Task statement: Only the number is wanted: how many lines contain the string "JSON"?

= = = = = = =

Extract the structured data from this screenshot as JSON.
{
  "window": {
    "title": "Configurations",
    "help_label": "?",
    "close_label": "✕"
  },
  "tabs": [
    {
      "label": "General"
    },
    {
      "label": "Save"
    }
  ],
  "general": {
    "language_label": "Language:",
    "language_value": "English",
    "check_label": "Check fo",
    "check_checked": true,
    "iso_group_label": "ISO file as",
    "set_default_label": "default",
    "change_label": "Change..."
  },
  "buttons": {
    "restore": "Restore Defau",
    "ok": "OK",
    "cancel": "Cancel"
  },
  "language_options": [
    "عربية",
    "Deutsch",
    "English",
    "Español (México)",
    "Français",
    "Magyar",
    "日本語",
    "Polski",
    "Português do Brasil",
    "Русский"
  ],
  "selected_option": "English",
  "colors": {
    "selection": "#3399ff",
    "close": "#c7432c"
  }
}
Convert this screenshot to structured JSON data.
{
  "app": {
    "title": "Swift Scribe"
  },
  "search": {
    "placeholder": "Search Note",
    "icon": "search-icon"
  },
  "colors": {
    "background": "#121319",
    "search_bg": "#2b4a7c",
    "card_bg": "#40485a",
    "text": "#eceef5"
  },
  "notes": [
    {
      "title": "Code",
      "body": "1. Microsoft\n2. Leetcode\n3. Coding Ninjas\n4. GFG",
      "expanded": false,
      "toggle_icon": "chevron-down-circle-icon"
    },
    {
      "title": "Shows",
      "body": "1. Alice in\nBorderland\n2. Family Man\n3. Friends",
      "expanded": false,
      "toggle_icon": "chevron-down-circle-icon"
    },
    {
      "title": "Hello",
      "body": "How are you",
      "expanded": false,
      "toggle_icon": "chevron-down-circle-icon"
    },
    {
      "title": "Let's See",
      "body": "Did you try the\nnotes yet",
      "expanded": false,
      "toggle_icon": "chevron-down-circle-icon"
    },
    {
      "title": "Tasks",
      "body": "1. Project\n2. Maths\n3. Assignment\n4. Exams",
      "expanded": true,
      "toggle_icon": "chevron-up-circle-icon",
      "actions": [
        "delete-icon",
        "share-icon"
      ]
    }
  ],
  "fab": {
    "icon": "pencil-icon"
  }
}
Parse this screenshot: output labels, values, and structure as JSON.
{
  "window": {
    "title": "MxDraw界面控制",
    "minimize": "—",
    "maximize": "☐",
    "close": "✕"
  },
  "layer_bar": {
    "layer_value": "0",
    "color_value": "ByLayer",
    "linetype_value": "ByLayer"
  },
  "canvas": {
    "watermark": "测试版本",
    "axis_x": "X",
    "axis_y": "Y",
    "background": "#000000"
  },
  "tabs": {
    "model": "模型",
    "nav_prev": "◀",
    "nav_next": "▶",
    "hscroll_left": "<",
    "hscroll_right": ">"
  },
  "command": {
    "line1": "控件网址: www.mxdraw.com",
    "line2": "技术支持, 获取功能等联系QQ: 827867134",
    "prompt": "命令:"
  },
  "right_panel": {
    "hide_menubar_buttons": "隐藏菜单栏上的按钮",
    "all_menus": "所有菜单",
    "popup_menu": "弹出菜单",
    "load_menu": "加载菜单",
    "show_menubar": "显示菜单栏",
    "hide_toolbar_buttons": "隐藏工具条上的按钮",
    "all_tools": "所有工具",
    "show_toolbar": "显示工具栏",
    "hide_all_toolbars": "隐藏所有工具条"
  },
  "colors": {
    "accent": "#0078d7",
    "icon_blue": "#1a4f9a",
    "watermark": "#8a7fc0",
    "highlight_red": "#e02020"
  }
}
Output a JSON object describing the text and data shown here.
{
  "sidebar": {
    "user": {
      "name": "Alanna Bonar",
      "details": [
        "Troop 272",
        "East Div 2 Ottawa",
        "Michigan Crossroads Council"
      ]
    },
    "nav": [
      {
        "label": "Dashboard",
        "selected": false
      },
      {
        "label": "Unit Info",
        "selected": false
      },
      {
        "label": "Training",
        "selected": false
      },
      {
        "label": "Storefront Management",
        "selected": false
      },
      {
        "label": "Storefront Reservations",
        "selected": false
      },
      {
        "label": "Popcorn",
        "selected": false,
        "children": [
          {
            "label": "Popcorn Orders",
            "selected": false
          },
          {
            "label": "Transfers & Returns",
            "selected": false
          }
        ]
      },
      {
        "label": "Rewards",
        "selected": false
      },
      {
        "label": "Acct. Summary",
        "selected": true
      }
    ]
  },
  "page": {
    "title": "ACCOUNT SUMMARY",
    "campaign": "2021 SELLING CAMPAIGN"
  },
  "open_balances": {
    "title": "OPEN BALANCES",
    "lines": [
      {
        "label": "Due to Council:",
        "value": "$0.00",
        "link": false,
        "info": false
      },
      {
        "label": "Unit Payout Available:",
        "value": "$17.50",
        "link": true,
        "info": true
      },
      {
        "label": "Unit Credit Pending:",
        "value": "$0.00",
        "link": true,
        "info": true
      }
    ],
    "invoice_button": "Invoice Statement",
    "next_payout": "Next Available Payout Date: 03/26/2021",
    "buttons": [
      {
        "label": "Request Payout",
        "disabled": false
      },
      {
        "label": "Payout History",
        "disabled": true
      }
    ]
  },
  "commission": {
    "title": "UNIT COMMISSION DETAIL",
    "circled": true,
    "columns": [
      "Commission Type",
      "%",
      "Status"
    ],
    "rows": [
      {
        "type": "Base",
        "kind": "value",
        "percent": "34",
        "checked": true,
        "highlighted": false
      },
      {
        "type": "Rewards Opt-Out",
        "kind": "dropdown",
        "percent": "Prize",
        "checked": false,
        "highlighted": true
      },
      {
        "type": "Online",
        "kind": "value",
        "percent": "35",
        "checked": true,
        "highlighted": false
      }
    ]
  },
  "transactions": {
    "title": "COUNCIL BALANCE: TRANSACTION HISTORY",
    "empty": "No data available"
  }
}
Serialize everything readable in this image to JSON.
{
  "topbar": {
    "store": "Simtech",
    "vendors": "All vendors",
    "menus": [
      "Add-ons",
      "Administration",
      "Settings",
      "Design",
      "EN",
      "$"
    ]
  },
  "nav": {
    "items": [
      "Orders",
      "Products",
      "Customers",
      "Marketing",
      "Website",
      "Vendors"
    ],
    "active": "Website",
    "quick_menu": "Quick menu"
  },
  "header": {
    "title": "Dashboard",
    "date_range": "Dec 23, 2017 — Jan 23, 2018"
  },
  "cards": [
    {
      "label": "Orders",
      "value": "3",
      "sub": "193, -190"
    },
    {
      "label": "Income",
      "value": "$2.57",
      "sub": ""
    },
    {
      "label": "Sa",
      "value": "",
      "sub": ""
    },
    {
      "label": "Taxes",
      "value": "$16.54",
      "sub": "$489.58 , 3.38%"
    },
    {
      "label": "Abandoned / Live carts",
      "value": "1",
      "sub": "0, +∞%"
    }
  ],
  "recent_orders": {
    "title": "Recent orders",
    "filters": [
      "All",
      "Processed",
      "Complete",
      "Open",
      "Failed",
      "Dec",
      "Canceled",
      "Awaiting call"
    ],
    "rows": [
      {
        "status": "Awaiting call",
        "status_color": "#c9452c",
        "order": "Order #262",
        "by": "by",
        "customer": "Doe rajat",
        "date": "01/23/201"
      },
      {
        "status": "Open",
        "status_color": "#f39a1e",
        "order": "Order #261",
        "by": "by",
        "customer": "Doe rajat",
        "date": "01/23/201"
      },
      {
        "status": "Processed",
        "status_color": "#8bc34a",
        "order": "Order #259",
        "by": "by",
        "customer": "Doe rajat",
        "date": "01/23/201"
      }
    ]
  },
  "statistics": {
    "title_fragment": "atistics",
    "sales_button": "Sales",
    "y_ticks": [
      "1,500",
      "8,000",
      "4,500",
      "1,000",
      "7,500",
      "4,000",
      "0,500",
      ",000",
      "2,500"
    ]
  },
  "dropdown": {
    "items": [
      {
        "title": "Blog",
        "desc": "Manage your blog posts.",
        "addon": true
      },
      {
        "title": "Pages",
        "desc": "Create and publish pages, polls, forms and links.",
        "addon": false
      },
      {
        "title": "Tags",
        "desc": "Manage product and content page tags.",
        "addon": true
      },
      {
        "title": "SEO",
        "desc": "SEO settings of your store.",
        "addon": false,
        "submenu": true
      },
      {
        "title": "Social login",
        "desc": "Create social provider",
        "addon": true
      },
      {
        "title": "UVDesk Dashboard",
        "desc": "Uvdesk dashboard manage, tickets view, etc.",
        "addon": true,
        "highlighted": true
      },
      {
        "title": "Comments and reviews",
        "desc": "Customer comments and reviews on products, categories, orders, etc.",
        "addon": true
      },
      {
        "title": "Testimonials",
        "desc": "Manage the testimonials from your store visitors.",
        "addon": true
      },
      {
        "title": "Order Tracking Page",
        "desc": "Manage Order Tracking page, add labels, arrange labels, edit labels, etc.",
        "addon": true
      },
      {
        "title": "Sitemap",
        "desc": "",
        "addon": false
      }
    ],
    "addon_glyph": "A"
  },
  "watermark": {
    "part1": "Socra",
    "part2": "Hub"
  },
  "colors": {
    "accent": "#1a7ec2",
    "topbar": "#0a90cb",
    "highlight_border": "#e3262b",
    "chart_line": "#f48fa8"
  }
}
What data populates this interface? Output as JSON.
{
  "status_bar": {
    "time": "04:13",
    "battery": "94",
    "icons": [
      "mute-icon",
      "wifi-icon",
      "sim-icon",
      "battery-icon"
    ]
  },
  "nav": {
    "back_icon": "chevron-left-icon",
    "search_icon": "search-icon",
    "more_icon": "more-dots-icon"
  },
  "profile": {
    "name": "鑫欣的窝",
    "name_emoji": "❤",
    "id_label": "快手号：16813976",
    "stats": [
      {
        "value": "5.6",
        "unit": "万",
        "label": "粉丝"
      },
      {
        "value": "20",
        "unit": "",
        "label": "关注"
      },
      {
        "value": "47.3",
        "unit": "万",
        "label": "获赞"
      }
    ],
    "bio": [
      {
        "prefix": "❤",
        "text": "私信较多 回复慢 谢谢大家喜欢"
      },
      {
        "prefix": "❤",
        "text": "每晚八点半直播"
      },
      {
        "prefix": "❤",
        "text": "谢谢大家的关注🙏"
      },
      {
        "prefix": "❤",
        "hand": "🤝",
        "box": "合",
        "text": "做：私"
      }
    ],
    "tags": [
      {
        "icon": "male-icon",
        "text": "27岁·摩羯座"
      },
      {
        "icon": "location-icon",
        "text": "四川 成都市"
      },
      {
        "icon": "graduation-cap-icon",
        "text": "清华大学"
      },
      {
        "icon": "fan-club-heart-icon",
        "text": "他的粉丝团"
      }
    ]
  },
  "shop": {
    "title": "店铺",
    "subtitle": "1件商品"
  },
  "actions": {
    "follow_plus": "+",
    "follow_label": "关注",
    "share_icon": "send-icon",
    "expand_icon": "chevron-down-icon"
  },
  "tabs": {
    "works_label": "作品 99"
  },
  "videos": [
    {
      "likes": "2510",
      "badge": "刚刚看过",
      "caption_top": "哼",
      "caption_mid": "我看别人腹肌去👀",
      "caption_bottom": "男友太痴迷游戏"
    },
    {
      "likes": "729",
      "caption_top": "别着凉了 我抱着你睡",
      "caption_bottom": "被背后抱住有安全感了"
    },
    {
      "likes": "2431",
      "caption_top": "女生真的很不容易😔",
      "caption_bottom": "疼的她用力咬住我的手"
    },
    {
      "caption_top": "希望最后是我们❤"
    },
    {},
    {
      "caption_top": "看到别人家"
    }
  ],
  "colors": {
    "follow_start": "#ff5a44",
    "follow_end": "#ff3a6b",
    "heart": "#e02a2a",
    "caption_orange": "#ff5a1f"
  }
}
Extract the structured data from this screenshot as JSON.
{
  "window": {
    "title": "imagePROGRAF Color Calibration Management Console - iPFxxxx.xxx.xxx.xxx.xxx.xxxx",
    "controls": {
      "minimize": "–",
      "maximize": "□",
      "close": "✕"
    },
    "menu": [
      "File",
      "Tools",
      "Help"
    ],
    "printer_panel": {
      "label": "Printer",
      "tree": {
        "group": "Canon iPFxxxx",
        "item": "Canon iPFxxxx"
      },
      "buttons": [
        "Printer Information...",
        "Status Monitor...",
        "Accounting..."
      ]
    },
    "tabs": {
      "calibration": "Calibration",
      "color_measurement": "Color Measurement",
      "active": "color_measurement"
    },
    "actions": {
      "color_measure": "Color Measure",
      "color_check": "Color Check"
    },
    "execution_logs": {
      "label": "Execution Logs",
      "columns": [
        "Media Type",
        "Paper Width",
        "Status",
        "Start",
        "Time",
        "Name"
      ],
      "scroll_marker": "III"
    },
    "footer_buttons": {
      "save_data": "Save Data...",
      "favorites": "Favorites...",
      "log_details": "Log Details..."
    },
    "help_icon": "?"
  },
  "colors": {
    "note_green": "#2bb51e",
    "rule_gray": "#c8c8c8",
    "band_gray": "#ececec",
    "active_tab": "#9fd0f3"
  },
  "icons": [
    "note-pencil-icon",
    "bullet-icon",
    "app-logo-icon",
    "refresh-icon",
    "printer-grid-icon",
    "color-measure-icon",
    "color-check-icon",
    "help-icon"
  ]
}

= = = = = = =

Exercise answer: 7